- PROBLEM STATEMENT
Could you return the data that follows exactly, minus the images?

====== RECORD EXTRACTS

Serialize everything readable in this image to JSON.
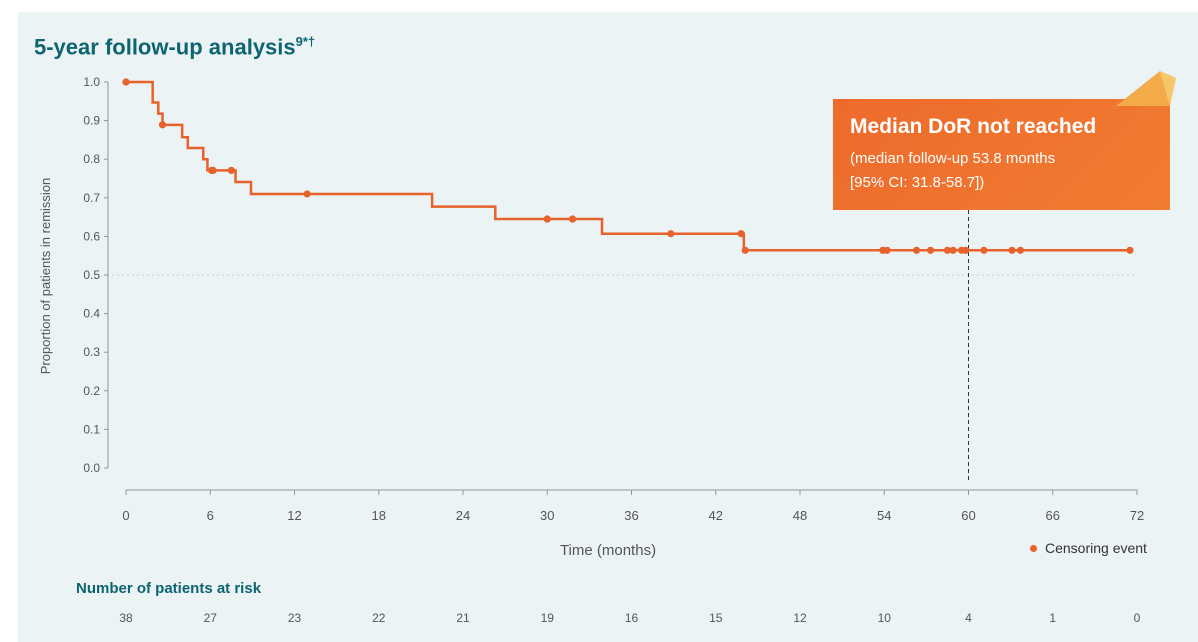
{
  "title": "5-year follow-up analysis",
  "title_superscript": "9*†",
  "callout": {
    "headline": "Median DoR not reached",
    "line1": "(median follow-up 53.8 months",
    "line2": "[95% CI: 31.8-58.7])"
  },
  "legend": {
    "label": "Censoring event"
  },
  "risk_table": {
    "title": "Number of patients at risk",
    "counts": [
      "38",
      "27",
      "23",
      "22",
      "21",
      "19",
      "16",
      "15",
      "12",
      "10",
      "4",
      "1",
      "0"
    ]
  },
  "colors": {
    "curve": "#e8622b",
    "title": "#0e6470",
    "panel_background": "#ebf3f5",
    "callout": "#ee6a2c",
    "callout_corner": "#f3ab4a"
  },
  "chart_data": {
    "type": "line",
    "title": "5-year follow-up analysis",
    "xlabel": "Time (months)",
    "ylabel": "Proportion of patients in remission",
    "xlim": [
      0,
      72
    ],
    "ylim": [
      0,
      1
    ],
    "x_ticks": [
      0,
      6,
      12,
      18,
      24,
      30,
      36,
      42,
      48,
      54,
      60,
      66,
      72
    ],
    "y_ticks": [
      "0.0",
      "0.1",
      "0.2",
      "0.3",
      "0.4",
      "0.5",
      "0.6",
      "0.7",
      "0.8",
      "0.9",
      "1.0"
    ],
    "reference_lines": [
      {
        "axis": "y",
        "value": 0.5,
        "style": "dotted"
      },
      {
        "axis": "x",
        "value": 60,
        "style": "dashed"
      }
    ],
    "step_curve": {
      "x": [
        0,
        1.9,
        2.3,
        2.6,
        3.1,
        4.0,
        4.4,
        5.5,
        5.8,
        7.8,
        8.9,
        21.8,
        26.3,
        33.9,
        44.0,
        71.5
      ],
      "y": [
        1.0,
        0.947,
        0.918,
        0.889,
        0.889,
        0.857,
        0.829,
        0.8,
        0.771,
        0.741,
        0.71,
        0.677,
        0.645,
        0.607,
        0.564,
        0.564
      ]
    },
    "censoring_events": {
      "label": "Censoring event",
      "x": [
        0,
        2.6,
        6.1,
        6.2,
        7.5,
        12.9,
        30,
        31.8,
        38.8,
        43.8,
        44.1,
        53.9,
        54.2,
        56.3,
        57.3,
        58.5,
        58.9,
        59.5,
        59.8,
        61.1,
        63.1,
        63.7,
        71.5
      ],
      "y": [
        1.0,
        0.889,
        0.771,
        0.771,
        0.771,
        0.71,
        0.645,
        0.645,
        0.607,
        0.607,
        0.564,
        0.564,
        0.564,
        0.564,
        0.564,
        0.564,
        0.564,
        0.564,
        0.564,
        0.564,
        0.564,
        0.564,
        0.564
      ]
    }
  }
}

============

- YOUR SOLUTION
Serialize everything readable in this image to JSON.
{
  "title": "5-year follow-up analysis",
  "title_superscript": "9*†",
  "callout": {
    "headline": "Median DoR not reached",
    "line1": "(median follow-up 53.8 months",
    "line2": "[95% CI: 31.8-58.7])"
  },
  "legend": {
    "label": "Censoring event"
  },
  "risk_table": {
    "title": "Number of patients at risk",
    "counts": [
      "38",
      "27",
      "23",
      "22",
      "21",
      "19",
      "16",
      "15",
      "12",
      "10",
      "4",
      "1",
      "0"
    ]
  },
  "colors": {
    "curve": "#e8622b",
    "title": "#0e6470",
    "panel_background": "#ebf3f5",
    "callout": "#ee6a2c",
    "callout_corner": "#f3ab4a"
  },
  "chart_data": {
    "type": "line",
    "title": "5-year follow-up analysis",
    "xlabel": "Time (months)",
    "ylabel": "Proportion of patients in remission",
    "xlim": [
      0,
      72
    ],
    "ylim": [
      0,
      1
    ],
    "x_ticks": [
      0,
      6,
      12,
      18,
      24,
      30,
      36,
      42,
      48,
      54,
      60,
      66,
      72
    ],
    "y_ticks": [
      "0.0",
      "0.1",
      "0.2",
      "0.3",
      "0.4",
      "0.5",
      "0.6",
      "0.7",
      "0.8",
      "0.9",
      "1.0"
    ],
    "reference_lines": [
      {
        "axis": "y",
        "value": 0.5,
        "style": "dotted"
      },
      {
        "axis": "x",
        "value": 60,
        "style": "dashed"
      }
    ],
    "step_curve": {
      "x": [
        0,
        1.9,
        2.3,
        2.6,
        3.1,
        4.0,
        4.4,
        5.5,
        5.8,
        7.8,
        8.9,
        21.8,
        26.3,
        33.9,
        44.0,
        71.5
      ],
      "y": [
        1.0,
        0.947,
        0.918,
        0.889,
        0.889,
        0.857,
        0.829,
        0.8,
        0.771,
        0.741,
        0.71,
        0.677,
        0.645,
        0.607,
        0.564,
        0.564
      ]
    },
    "censoring_events": {
      "label": "Censoring event",
      "x": [
        0,
        2.6,
        6.1,
        6.2,
        7.5,
        12.9,
        30,
        31.8,
        38.8,
        43.8,
        44.1,
        53.9,
        54.2,
        56.3,
        57.3,
        58.5,
        58.9,
        59.5,
        59.8,
        61.1,
        63.1,
        63.7,
        71.5
      ],
      "y": [
        1.0,
        0.889,
        0.771,
        0.771,
        0.771,
        0.71,
        0.645,
        0.645,
        0.607,
        0.607,
        0.564,
        0.564,
        0.564,
        0.564,
        0.564,
        0.564,
        0.564,
        0.564,
        0.564,
        0.564,
        0.564,
        0.564,
        0.564
      ]
    }
  }
}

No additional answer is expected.